Recorded data:
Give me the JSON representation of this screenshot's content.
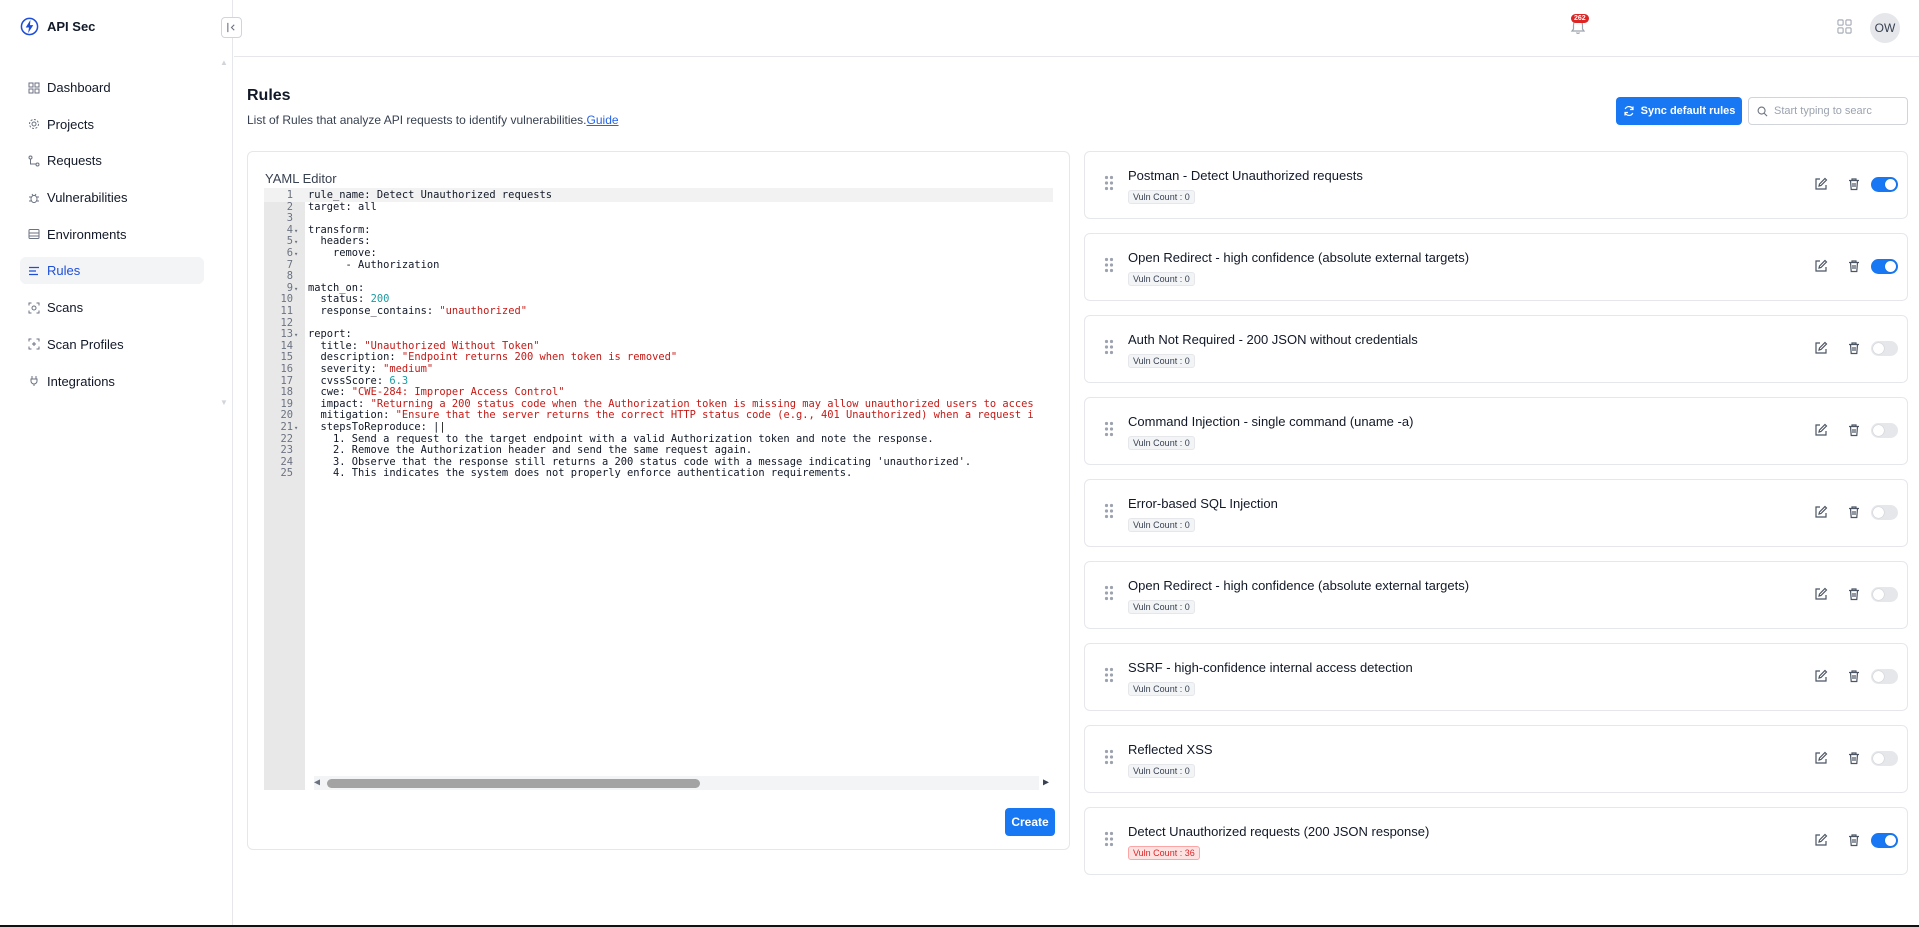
{
  "app": {
    "name": "API Sec"
  },
  "sidebar": {
    "items": [
      {
        "label": "Dashboard",
        "icon": "dashboard-icon",
        "active": false
      },
      {
        "label": "Projects",
        "icon": "gear-icon",
        "active": false
      },
      {
        "label": "Requests",
        "icon": "route-icon",
        "active": false
      },
      {
        "label": "Vulnerabilities",
        "icon": "bug-icon",
        "active": false
      },
      {
        "label": "Environments",
        "icon": "environment-icon",
        "active": false
      },
      {
        "label": "Rules",
        "icon": "rules-icon",
        "active": true
      },
      {
        "label": "Scans",
        "icon": "scan-icon",
        "active": false
      },
      {
        "label": "Scan Profiles",
        "icon": "scan-profile-icon",
        "active": false
      },
      {
        "label": "Integrations",
        "icon": "plug-icon",
        "active": false
      }
    ]
  },
  "topbar": {
    "notification_count": "262",
    "avatar_initials": "OW"
  },
  "header": {
    "title": "Rules",
    "description": "List of Rules that analyze API requests to identify vulnerabilities.",
    "guide_link": "Guide",
    "sync_button": "Sync default rules",
    "search_placeholder": "Start typing to searc"
  },
  "editor": {
    "label": "YAML Editor",
    "create_button": "Create",
    "lines": [
      "rule_name: Detect Unauthorized requests",
      "target: all",
      "",
      "transform:",
      "  headers:",
      "    remove:",
      "      - Authorization",
      "",
      "match_on:",
      "  status: 200",
      "  response_contains: \"unauthorized\"",
      "",
      "report:",
      "  title: \"Unauthorized Without Token\"",
      "  description: \"Endpoint returns 200 when token is removed\"",
      "  severity: \"medium\"",
      "  cvssScore: 6.3",
      "  cwe: \"CWE-284: Improper Access Control\"",
      "  impact: \"Returning a 200 status code when the Authorization token is missing may allow unauthorized users to acces",
      "  mitigation: \"Ensure that the server returns the correct HTTP status code (e.g., 401 Unauthorized) when a request i",
      "  stepsToReproduce: |",
      "    1. Send a request to the target endpoint with a valid Authorization token and note the response.",
      "    2. Remove the Authorization header and send the same request again.",
      "    3. Observe that the response still returns a 200 status code with a message indicating 'unauthorized'.",
      "    4. This indicates the system does not properly enforce authentication requirements."
    ]
  },
  "rules": [
    {
      "title": "Postman - Detect Unauthorized requests",
      "vuln_count": "Vuln Count : 0",
      "enabled": true,
      "highlight": false
    },
    {
      "title": "Open Redirect - high confidence (absolute external targets)",
      "vuln_count": "Vuln Count : 0",
      "enabled": true,
      "highlight": false
    },
    {
      "title": "Auth Not Required - 200 JSON without credentials",
      "vuln_count": "Vuln Count : 0",
      "enabled": false,
      "highlight": false
    },
    {
      "title": "Command Injection - single command (uname -a)",
      "vuln_count": "Vuln Count : 0",
      "enabled": false,
      "highlight": false
    },
    {
      "title": "Error-based SQL Injection",
      "vuln_count": "Vuln Count : 0",
      "enabled": false,
      "highlight": false
    },
    {
      "title": "Open Redirect - high confidence (absolute external targets)",
      "vuln_count": "Vuln Count : 0",
      "enabled": false,
      "highlight": false
    },
    {
      "title": "SSRF - high-confidence internal access detection",
      "vuln_count": "Vuln Count : 0",
      "enabled": false,
      "highlight": false
    },
    {
      "title": "Reflected XSS",
      "vuln_count": "Vuln Count : 0",
      "enabled": false,
      "highlight": false
    },
    {
      "title": "Detect Unauthorized requests (200 JSON response)",
      "vuln_count": "Vuln Count : 36",
      "enabled": true,
      "highlight": true
    }
  ],
  "colors": {
    "accent": "#1877f2",
    "danger": "#dc2626"
  }
}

Request: Print the records above exactly as they stand, but leave out the pictures.

Result of the exercise:
Give me the JSON representation of this screenshot's content.
{
  "app": {
    "name": "API Sec"
  },
  "sidebar": {
    "items": [
      {
        "label": "Dashboard",
        "icon": "dashboard-icon",
        "active": false
      },
      {
        "label": "Projects",
        "icon": "gear-icon",
        "active": false
      },
      {
        "label": "Requests",
        "icon": "route-icon",
        "active": false
      },
      {
        "label": "Vulnerabilities",
        "icon": "bug-icon",
        "active": false
      },
      {
        "label": "Environments",
        "icon": "environment-icon",
        "active": false
      },
      {
        "label": "Rules",
        "icon": "rules-icon",
        "active": true
      },
      {
        "label": "Scans",
        "icon": "scan-icon",
        "active": false
      },
      {
        "label": "Scan Profiles",
        "icon": "scan-profile-icon",
        "active": false
      },
      {
        "label": "Integrations",
        "icon": "plug-icon",
        "active": false
      }
    ]
  },
  "topbar": {
    "notification_count": "262",
    "avatar_initials": "OW"
  },
  "header": {
    "title": "Rules",
    "description": "List of Rules that analyze API requests to identify vulnerabilities.",
    "guide_link": "Guide",
    "sync_button": "Sync default rules",
    "search_placeholder": "Start typing to searc"
  },
  "editor": {
    "label": "YAML Editor",
    "create_button": "Create",
    "lines": [
      "rule_name: Detect Unauthorized requests",
      "target: all",
      "",
      "transform:",
      "  headers:",
      "    remove:",
      "      - Authorization",
      "",
      "match_on:",
      "  status: 200",
      "  response_contains: \"unauthorized\"",
      "",
      "report:",
      "  title: \"Unauthorized Without Token\"",
      "  description: \"Endpoint returns 200 when token is removed\"",
      "  severity: \"medium\"",
      "  cvssScore: 6.3",
      "  cwe: \"CWE-284: Improper Access Control\"",
      "  impact: \"Returning a 200 status code when the Authorization token is missing may allow unauthorized users to acces",
      "  mitigation: \"Ensure that the server returns the correct HTTP status code (e.g., 401 Unauthorized) when a request i",
      "  stepsToReproduce: |",
      "    1. Send a request to the target endpoint with a valid Authorization token and note the response.",
      "    2. Remove the Authorization header and send the same request again.",
      "    3. Observe that the response still returns a 200 status code with a message indicating 'unauthorized'.",
      "    4. This indicates the system does not properly enforce authentication requirements."
    ]
  },
  "rules": [
    {
      "title": "Postman - Detect Unauthorized requests",
      "vuln_count": "Vuln Count : 0",
      "enabled": true,
      "highlight": false
    },
    {
      "title": "Open Redirect - high confidence (absolute external targets)",
      "vuln_count": "Vuln Count : 0",
      "enabled": true,
      "highlight": false
    },
    {
      "title": "Auth Not Required - 200 JSON without credentials",
      "vuln_count": "Vuln Count : 0",
      "enabled": false,
      "highlight": false
    },
    {
      "title": "Command Injection - single command (uname -a)",
      "vuln_count": "Vuln Count : 0",
      "enabled": false,
      "highlight": false
    },
    {
      "title": "Error-based SQL Injection",
      "vuln_count": "Vuln Count : 0",
      "enabled": false,
      "highlight": false
    },
    {
      "title": "Open Redirect - high confidence (absolute external targets)",
      "vuln_count": "Vuln Count : 0",
      "enabled": false,
      "highlight": false
    },
    {
      "title": "SSRF - high-confidence internal access detection",
      "vuln_count": "Vuln Count : 0",
      "enabled": false,
      "highlight": false
    },
    {
      "title": "Reflected XSS",
      "vuln_count": "Vuln Count : 0",
      "enabled": false,
      "highlight": false
    },
    {
      "title": "Detect Unauthorized requests (200 JSON response)",
      "vuln_count": "Vuln Count : 36",
      "enabled": true,
      "highlight": true
    }
  ],
  "colors": {
    "accent": "#1877f2",
    "danger": "#dc2626"
  }
}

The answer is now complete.